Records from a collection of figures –
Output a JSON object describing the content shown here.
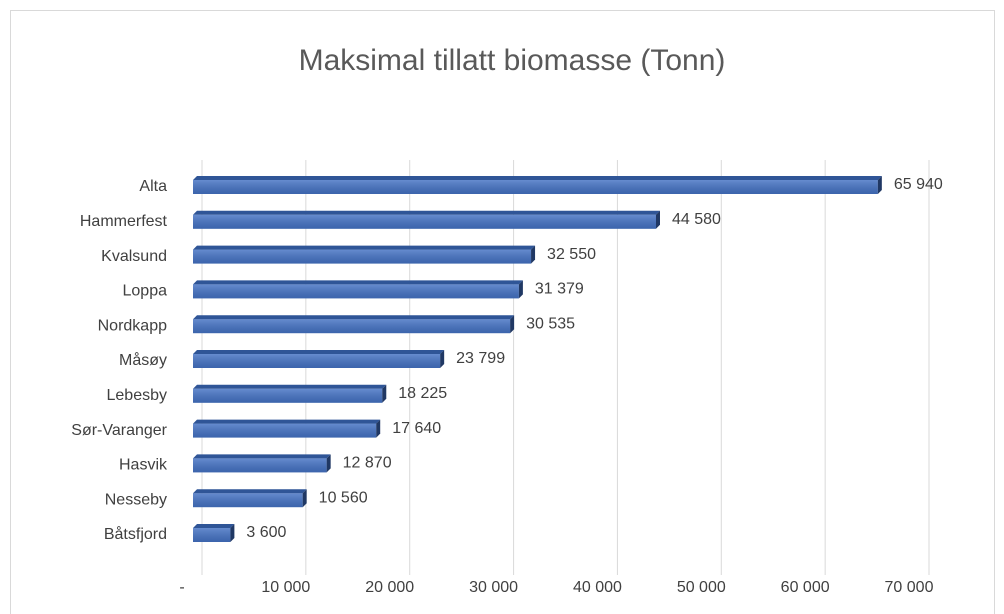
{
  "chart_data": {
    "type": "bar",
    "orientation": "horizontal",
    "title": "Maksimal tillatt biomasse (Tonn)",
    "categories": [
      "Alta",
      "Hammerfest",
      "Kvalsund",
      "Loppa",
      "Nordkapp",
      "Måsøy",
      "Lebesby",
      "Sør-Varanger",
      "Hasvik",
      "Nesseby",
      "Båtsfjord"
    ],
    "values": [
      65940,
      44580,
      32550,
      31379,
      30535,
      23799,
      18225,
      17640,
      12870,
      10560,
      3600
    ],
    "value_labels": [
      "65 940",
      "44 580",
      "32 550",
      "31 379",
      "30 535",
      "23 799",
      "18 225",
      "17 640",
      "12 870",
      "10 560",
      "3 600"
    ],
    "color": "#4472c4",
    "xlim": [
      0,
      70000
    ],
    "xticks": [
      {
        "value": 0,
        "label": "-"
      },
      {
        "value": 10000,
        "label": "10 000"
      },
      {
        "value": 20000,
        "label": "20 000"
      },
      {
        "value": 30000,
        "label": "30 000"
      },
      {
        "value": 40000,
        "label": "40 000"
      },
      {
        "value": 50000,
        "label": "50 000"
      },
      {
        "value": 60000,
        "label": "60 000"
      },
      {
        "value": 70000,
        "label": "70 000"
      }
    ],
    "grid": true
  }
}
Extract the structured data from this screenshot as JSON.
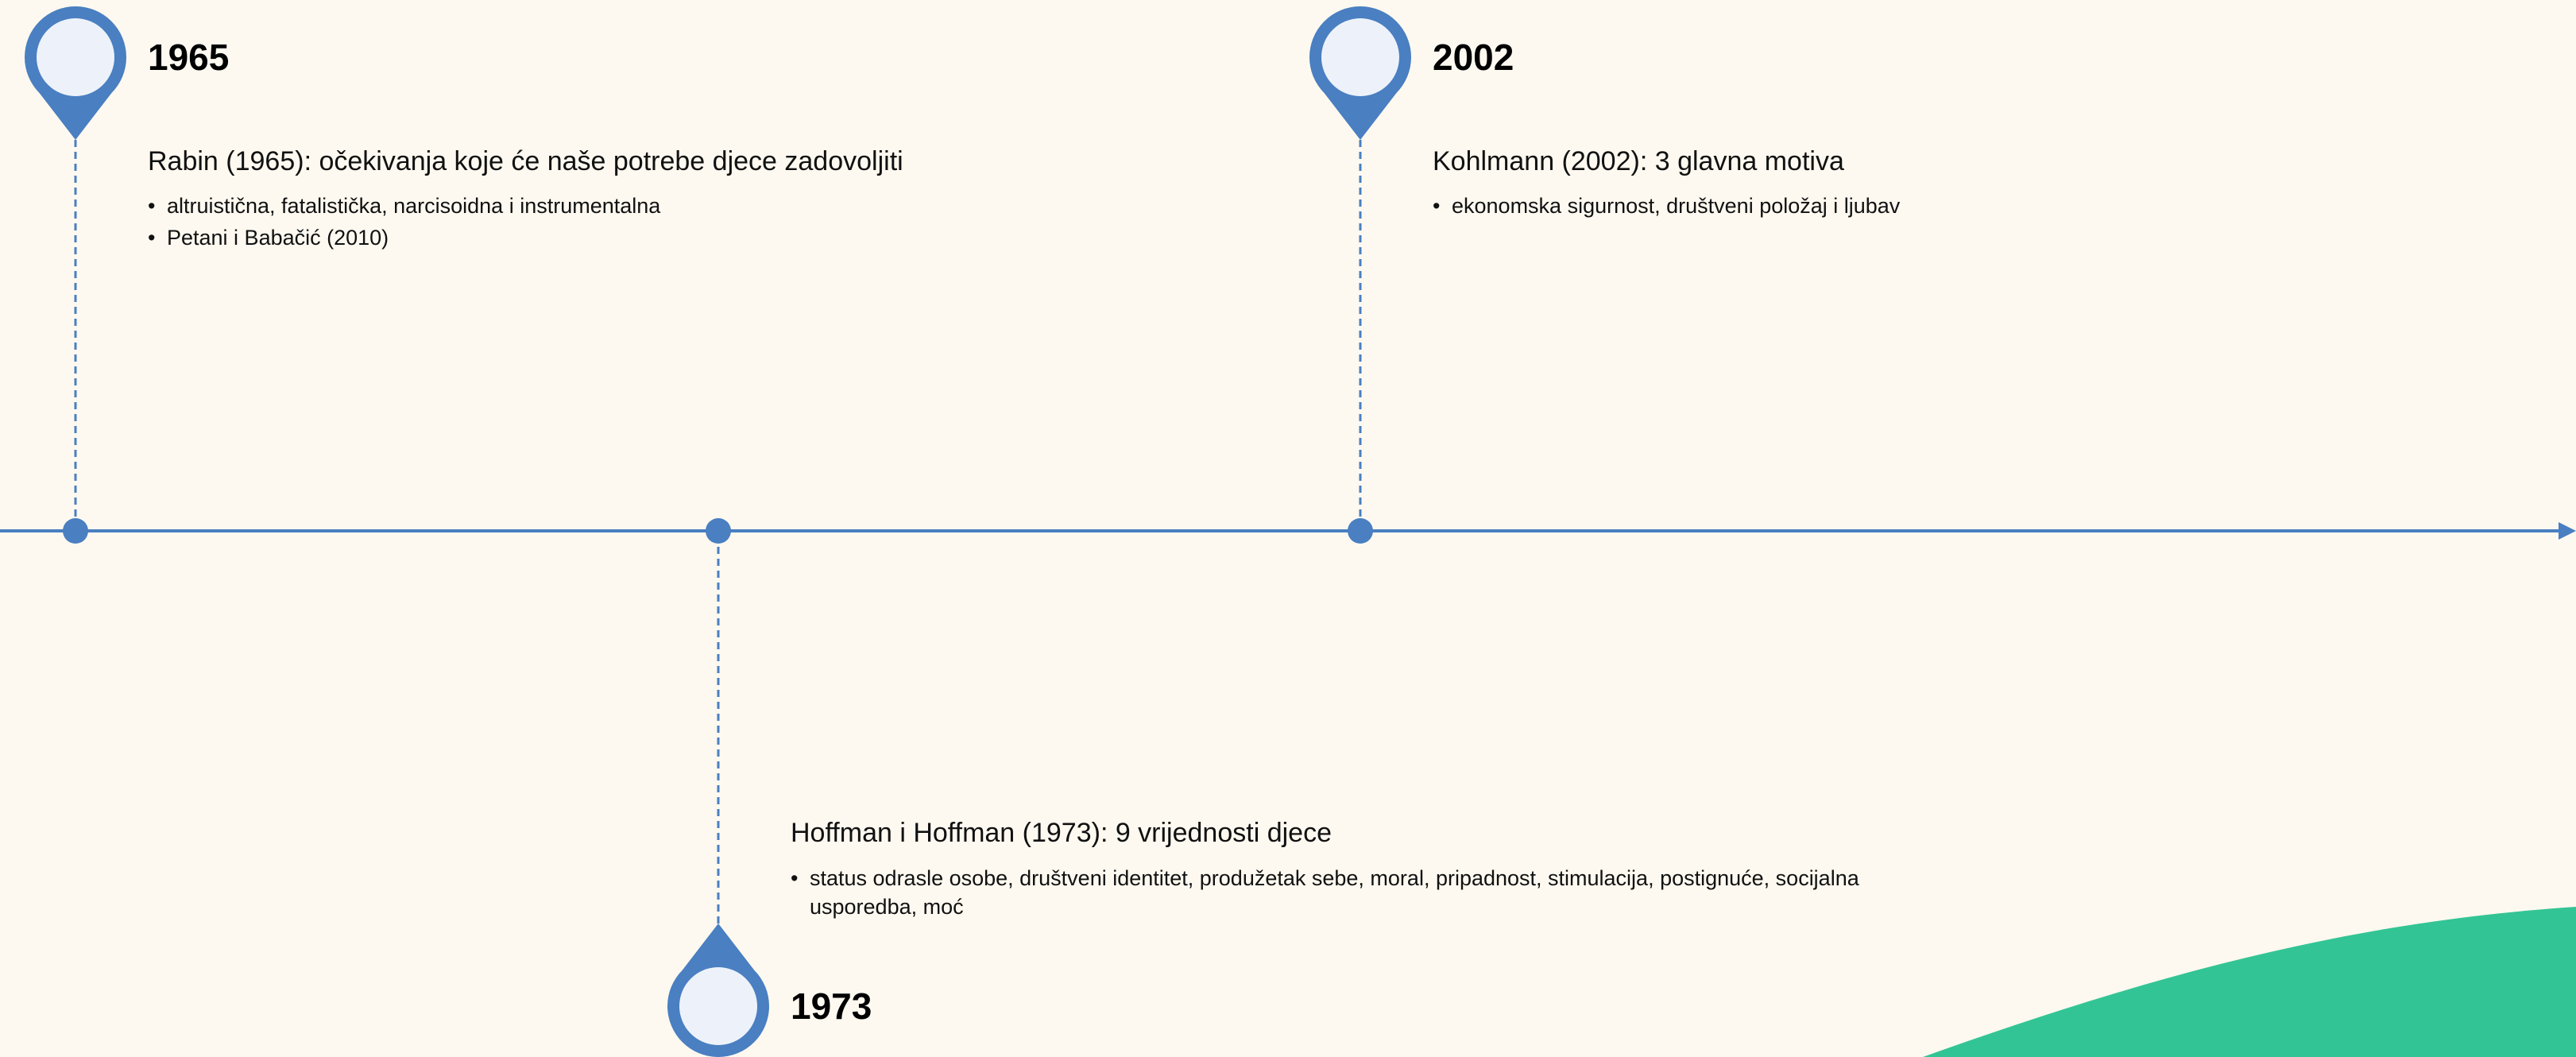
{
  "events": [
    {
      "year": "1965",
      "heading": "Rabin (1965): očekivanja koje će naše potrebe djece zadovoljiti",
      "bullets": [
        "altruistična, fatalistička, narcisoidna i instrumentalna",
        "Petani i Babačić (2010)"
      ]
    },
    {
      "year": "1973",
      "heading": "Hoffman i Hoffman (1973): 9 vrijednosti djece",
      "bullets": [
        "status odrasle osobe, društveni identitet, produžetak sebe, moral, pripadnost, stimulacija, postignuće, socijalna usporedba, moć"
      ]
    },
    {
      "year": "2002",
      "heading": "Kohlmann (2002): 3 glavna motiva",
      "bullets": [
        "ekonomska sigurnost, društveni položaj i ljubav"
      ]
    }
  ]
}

SHORT TASK –
Beginning at the line that contains "Extract the structured", retype each line of the data above through the very last one. Do not retype the pictures.

RESPONSE FOR THIS EXERCISE –
Extract the structured data from this screenshot as JSON.
{
  "events": [
    {
      "year": "1965",
      "heading": "Rabin (1965): očekivanja koje će naše potrebe djece zadovoljiti",
      "bullets": [
        "altruistična, fatalistička, narcisoidna i instrumentalna",
        "Petani i Babačić (2010)"
      ]
    },
    {
      "year": "1973",
      "heading": "Hoffman i Hoffman (1973): 9 vrijednosti djece",
      "bullets": [
        "status odrasle osobe, društveni identitet, produžetak sebe, moral, pripadnost, stimulacija, postignuće, socijalna usporedba, moć"
      ]
    },
    {
      "year": "2002",
      "heading": "Kohlmann (2002): 3 glavna motiva",
      "bullets": [
        "ekonomska sigurnost, društveni položaj i ljubav"
      ]
    }
  ]
}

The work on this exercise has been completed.